**JOB**
Omit all pictures, then retype the data exactly as given.

--- --- ---

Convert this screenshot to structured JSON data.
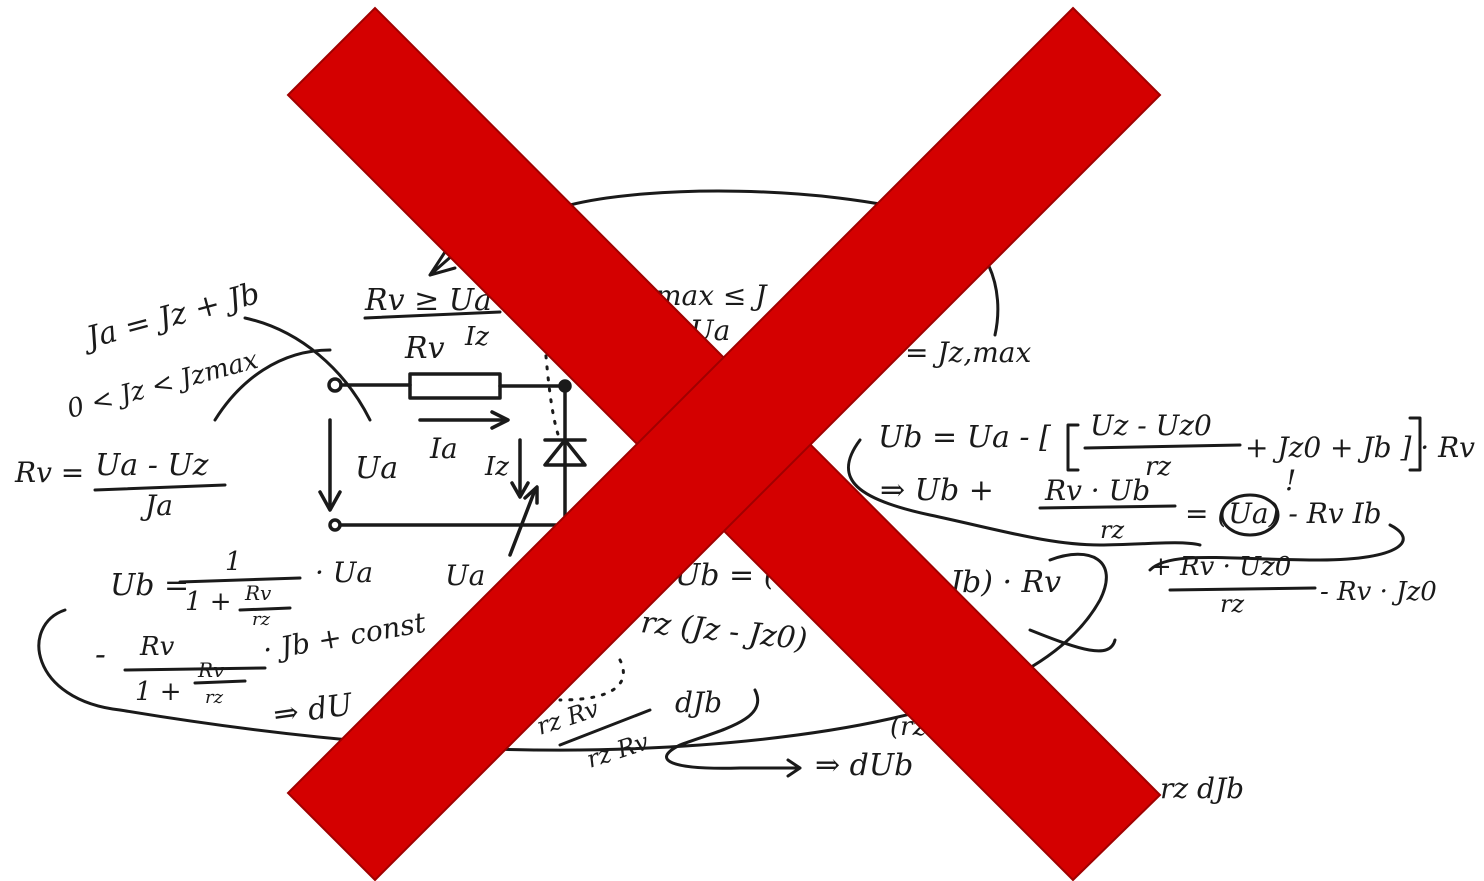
{
  "image": {
    "description_role": "handwritten-notes-crossed-out",
    "overlay_color": "#d40000",
    "overlay_edge_color": "#a00000",
    "ink_color": "#1a1a1a",
    "background_color": "#ffffff"
  },
  "notes": {
    "arrow_label_top": "⬋",
    "eq_ia": "Ja = Jz + Jb",
    "eq_range": "0 < Jz < Jzmax",
    "eq_rv_top_num": "Rv ≥ Ua",
    "eq_rv_top_den": "Iz",
    "eq_max": "max ≤ J",
    "eq_ua_frag": "Ua",
    "eq_jzmax": "= Jz,max",
    "label_rv": "Rv",
    "label_ia": "Ia",
    "label_iz": "Iz",
    "label_ua": "Ua",
    "eq_rv_left_lhs": "Rv =",
    "eq_rv_left_num": "Ua - Uz",
    "eq_rv_left_den": "Ja",
    "eq_ub_right_1": "Ub = Ua - [",
    "eq_ub_right_frac_num": "Uz - Uz0",
    "eq_ub_right_frac_den": "rz",
    "eq_ub_right_tail": "+ Jz0 + Jb ] · Rv",
    "eq_ub_right_2a": "⇒ Ub +",
    "eq_ub_right_2_num": "Rv · Ub",
    "eq_ub_right_2_den": "rz",
    "eq_ub_right_2b": "= (Ua) - Rv Ib",
    "eq_ub_right_3_num": "+ Rv · Uz0",
    "eq_ub_right_3_den": "rz",
    "eq_ub_right_3_tail": "- Rv · Jz0",
    "exclaim": "!",
    "eq_ub_left_lhs": "Ub =",
    "eq_ub_left_num": "1",
    "eq_ub_left_den": "1 +",
    "eq_ub_left_den_frac_num": "Rv",
    "eq_ub_left_den_frac_den": "rz",
    "eq_ub_left_tail": "· Ua",
    "eq_minus": "-",
    "eq_minus_num": "Rv",
    "eq_minus_den": "1 +",
    "eq_minus_den_frac_num": "Rv",
    "eq_minus_den_frac_den": "rz",
    "eq_minus_tail": "· Jb + const",
    "eq_du": "⇒ dU",
    "eq_mid_1": "Ub = (",
    "eq_mid_2": "Jb) · Rv",
    "eq_mid_3": "rz (Jz - Jz0)",
    "eq_mid_ua": "Ua",
    "eq_rz_rv_1": "rz Rv",
    "eq_rz_rv_2": "rz Rv",
    "eq_djb": "dJb",
    "eq_bottom_1": "⇒ dUb",
    "eq_bottom_rz": "(rz",
    "eq_bottom_2": "rz dJb"
  }
}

--- --- ---

**THE OUTPUT**
Convert this screenshot to structured JSON data.
{
  "image": {
    "description_role": "handwritten-notes-crossed-out",
    "overlay_color": "#d40000",
    "overlay_edge_color": "#a00000",
    "ink_color": "#1a1a1a",
    "background_color": "#ffffff"
  },
  "notes": {
    "arrow_label_top": "⬋",
    "eq_ia": "Ja = Jz + Jb",
    "eq_range": "0 < Jz < Jzmax",
    "eq_rv_top_num": "Rv ≥ Ua",
    "eq_rv_top_den": "Iz",
    "eq_max": "max ≤ J",
    "eq_ua_frag": "Ua",
    "eq_jzmax": "= Jz,max",
    "label_rv": "Rv",
    "label_ia": "Ia",
    "label_iz": "Iz",
    "label_ua": "Ua",
    "eq_rv_left_lhs": "Rv =",
    "eq_rv_left_num": "Ua - Uz",
    "eq_rv_left_den": "Ja",
    "eq_ub_right_1": "Ub = Ua - [",
    "eq_ub_right_frac_num": "Uz - Uz0",
    "eq_ub_right_frac_den": "rz",
    "eq_ub_right_tail": "+ Jz0 + Jb ] · Rv",
    "eq_ub_right_2a": "⇒ Ub +",
    "eq_ub_right_2_num": "Rv · Ub",
    "eq_ub_right_2_den": "rz",
    "eq_ub_right_2b": "= (Ua) - Rv Ib",
    "eq_ub_right_3_num": "+ Rv · Uz0",
    "eq_ub_right_3_den": "rz",
    "eq_ub_right_3_tail": "- Rv · Jz0",
    "exclaim": "!",
    "eq_ub_left_lhs": "Ub =",
    "eq_ub_left_num": "1",
    "eq_ub_left_den": "1 +",
    "eq_ub_left_den_frac_num": "Rv",
    "eq_ub_left_den_frac_den": "rz",
    "eq_ub_left_tail": "· Ua",
    "eq_minus": "-",
    "eq_minus_num": "Rv",
    "eq_minus_den": "1 +",
    "eq_minus_den_frac_num": "Rv",
    "eq_minus_den_frac_den": "rz",
    "eq_minus_tail": "· Jb + const",
    "eq_du": "⇒ dU",
    "eq_mid_1": "Ub = (",
    "eq_mid_2": "Jb) · Rv",
    "eq_mid_3": "rz (Jz - Jz0)",
    "eq_mid_ua": "Ua",
    "eq_rz_rv_1": "rz Rv",
    "eq_rz_rv_2": "rz Rv",
    "eq_djb": "dJb",
    "eq_bottom_1": "⇒ dUb",
    "eq_bottom_rz": "(rz",
    "eq_bottom_2": "rz dJb"
  }
}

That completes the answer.